* Start ENTRIES PROVIDED *

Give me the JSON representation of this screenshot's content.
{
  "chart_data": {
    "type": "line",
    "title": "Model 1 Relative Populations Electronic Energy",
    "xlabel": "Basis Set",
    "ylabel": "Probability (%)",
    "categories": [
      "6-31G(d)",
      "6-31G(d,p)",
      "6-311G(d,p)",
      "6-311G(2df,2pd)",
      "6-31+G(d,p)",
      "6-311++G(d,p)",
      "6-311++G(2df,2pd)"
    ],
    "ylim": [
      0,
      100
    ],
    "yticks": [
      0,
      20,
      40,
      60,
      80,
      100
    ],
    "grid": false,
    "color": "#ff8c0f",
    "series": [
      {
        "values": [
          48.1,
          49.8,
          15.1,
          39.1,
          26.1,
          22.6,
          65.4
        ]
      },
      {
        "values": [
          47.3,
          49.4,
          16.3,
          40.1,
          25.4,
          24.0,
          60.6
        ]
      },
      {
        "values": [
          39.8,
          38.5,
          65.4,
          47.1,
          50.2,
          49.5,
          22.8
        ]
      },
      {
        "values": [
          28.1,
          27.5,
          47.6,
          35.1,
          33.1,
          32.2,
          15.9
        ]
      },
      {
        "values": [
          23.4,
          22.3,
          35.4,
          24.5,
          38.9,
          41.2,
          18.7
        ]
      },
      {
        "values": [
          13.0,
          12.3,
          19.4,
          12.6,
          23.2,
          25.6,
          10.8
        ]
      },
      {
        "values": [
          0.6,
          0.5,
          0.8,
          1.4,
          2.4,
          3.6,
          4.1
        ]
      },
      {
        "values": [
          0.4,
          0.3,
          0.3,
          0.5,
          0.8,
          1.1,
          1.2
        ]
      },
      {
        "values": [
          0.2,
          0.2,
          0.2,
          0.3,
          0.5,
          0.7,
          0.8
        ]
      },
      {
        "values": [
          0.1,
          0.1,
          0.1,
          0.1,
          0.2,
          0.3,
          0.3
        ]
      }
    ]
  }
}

* End ENTRIES PROVIDED *

* [AIM OF THE TASK] Print the material verbatim, all of it.

* [FINAL RESULT]
Give me the JSON representation of this screenshot's content.
{
  "chart_data": {
    "type": "line",
    "title": "Model 1 Relative Populations Electronic Energy",
    "xlabel": "Basis Set",
    "ylabel": "Probability (%)",
    "categories": [
      "6-31G(d)",
      "6-31G(d,p)",
      "6-311G(d,p)",
      "6-311G(2df,2pd)",
      "6-31+G(d,p)",
      "6-311++G(d,p)",
      "6-311++G(2df,2pd)"
    ],
    "ylim": [
      0,
      100
    ],
    "yticks": [
      0,
      20,
      40,
      60,
      80,
      100
    ],
    "grid": false,
    "color": "#ff8c0f",
    "series": [
      {
        "values": [
          48.1,
          49.8,
          15.1,
          39.1,
          26.1,
          22.6,
          65.4
        ]
      },
      {
        "values": [
          47.3,
          49.4,
          16.3,
          40.1,
          25.4,
          24.0,
          60.6
        ]
      },
      {
        "values": [
          39.8,
          38.5,
          65.4,
          47.1,
          50.2,
          49.5,
          22.8
        ]
      },
      {
        "values": [
          28.1,
          27.5,
          47.6,
          35.1,
          33.1,
          32.2,
          15.9
        ]
      },
      {
        "values": [
          23.4,
          22.3,
          35.4,
          24.5,
          38.9,
          41.2,
          18.7
        ]
      },
      {
        "values": [
          13.0,
          12.3,
          19.4,
          12.6,
          23.2,
          25.6,
          10.8
        ]
      },
      {
        "values": [
          0.6,
          0.5,
          0.8,
          1.4,
          2.4,
          3.6,
          4.1
        ]
      },
      {
        "values": [
          0.4,
          0.3,
          0.3,
          0.5,
          0.8,
          1.1,
          1.2
        ]
      },
      {
        "values": [
          0.2,
          0.2,
          0.2,
          0.3,
          0.5,
          0.7,
          0.8
        ]
      },
      {
        "values": [
          0.1,
          0.1,
          0.1,
          0.1,
          0.2,
          0.3,
          0.3
        ]
      }
    ]
  }
}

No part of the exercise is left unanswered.